* WHAT THIS TASK INVOLVES: Extract the records in full, leaving every picture out.

○ ○ ○

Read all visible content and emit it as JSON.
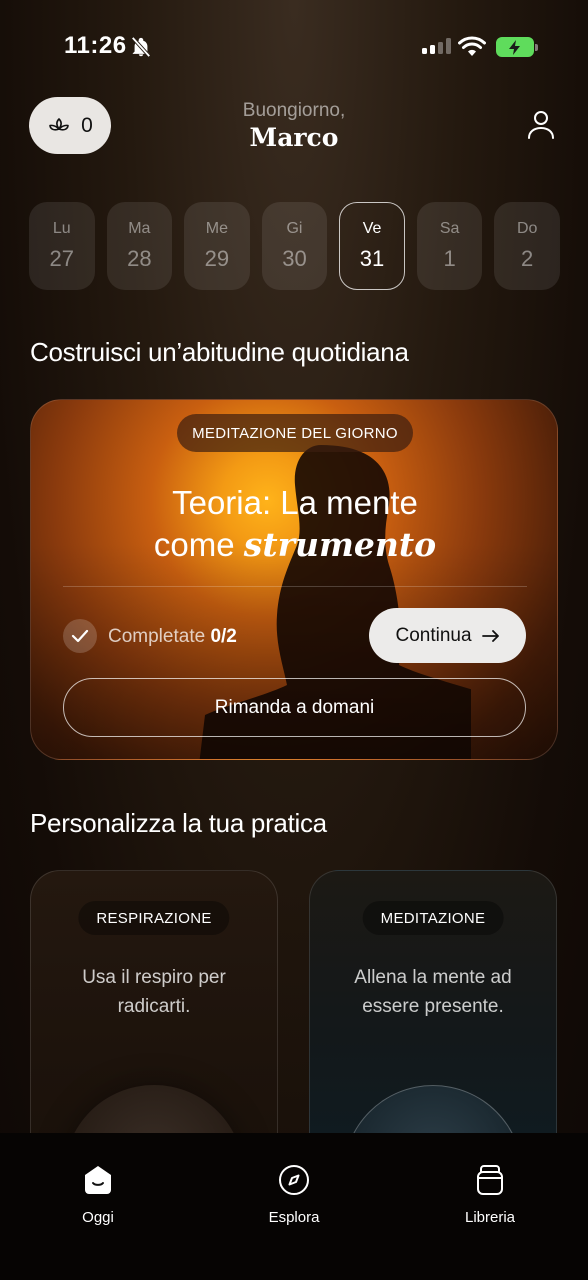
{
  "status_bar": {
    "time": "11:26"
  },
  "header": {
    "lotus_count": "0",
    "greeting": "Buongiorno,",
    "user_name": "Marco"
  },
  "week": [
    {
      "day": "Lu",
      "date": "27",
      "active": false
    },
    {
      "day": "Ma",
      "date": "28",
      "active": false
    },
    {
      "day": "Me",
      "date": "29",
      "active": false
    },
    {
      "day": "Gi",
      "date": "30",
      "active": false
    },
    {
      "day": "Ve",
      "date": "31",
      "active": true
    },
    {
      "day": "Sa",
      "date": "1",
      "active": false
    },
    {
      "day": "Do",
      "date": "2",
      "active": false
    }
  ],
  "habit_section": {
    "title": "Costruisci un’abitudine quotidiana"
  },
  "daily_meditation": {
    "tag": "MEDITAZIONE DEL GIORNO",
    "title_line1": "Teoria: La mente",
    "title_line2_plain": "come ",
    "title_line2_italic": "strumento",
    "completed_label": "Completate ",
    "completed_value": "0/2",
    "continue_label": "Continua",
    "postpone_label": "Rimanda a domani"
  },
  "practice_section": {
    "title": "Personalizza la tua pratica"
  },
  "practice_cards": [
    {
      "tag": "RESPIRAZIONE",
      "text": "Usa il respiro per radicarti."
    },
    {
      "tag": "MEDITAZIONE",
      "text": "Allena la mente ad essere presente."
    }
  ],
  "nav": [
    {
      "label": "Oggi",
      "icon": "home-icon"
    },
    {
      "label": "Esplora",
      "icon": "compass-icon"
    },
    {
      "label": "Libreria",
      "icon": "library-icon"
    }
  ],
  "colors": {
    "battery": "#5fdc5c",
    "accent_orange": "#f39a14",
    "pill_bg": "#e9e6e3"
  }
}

○ ○ ○

* RIGHT ANSWER:
Read all visible content and emit it as JSON.
{
  "status_bar": {
    "time": "11:26"
  },
  "header": {
    "lotus_count": "0",
    "greeting": "Buongiorno,",
    "user_name": "Marco"
  },
  "week": [
    {
      "day": "Lu",
      "date": "27",
      "active": false
    },
    {
      "day": "Ma",
      "date": "28",
      "active": false
    },
    {
      "day": "Me",
      "date": "29",
      "active": false
    },
    {
      "day": "Gi",
      "date": "30",
      "active": false
    },
    {
      "day": "Ve",
      "date": "31",
      "active": true
    },
    {
      "day": "Sa",
      "date": "1",
      "active": false
    },
    {
      "day": "Do",
      "date": "2",
      "active": false
    }
  ],
  "habit_section": {
    "title": "Costruisci un’abitudine quotidiana"
  },
  "daily_meditation": {
    "tag": "MEDITAZIONE DEL GIORNO",
    "title_line1": "Teoria: La mente",
    "title_line2_plain": "come ",
    "title_line2_italic": "strumento",
    "completed_label": "Completate ",
    "completed_value": "0/2",
    "continue_label": "Continua",
    "postpone_label": "Rimanda a domani"
  },
  "practice_section": {
    "title": "Personalizza la tua pratica"
  },
  "practice_cards": [
    {
      "tag": "RESPIRAZIONE",
      "text": "Usa il respiro per radicarti."
    },
    {
      "tag": "MEDITAZIONE",
      "text": "Allena la mente ad essere presente."
    }
  ],
  "nav": [
    {
      "label": "Oggi",
      "icon": "home-icon"
    },
    {
      "label": "Esplora",
      "icon": "compass-icon"
    },
    {
      "label": "Libreria",
      "icon": "library-icon"
    }
  ],
  "colors": {
    "battery": "#5fdc5c",
    "accent_orange": "#f39a14",
    "pill_bg": "#e9e6e3"
  }
}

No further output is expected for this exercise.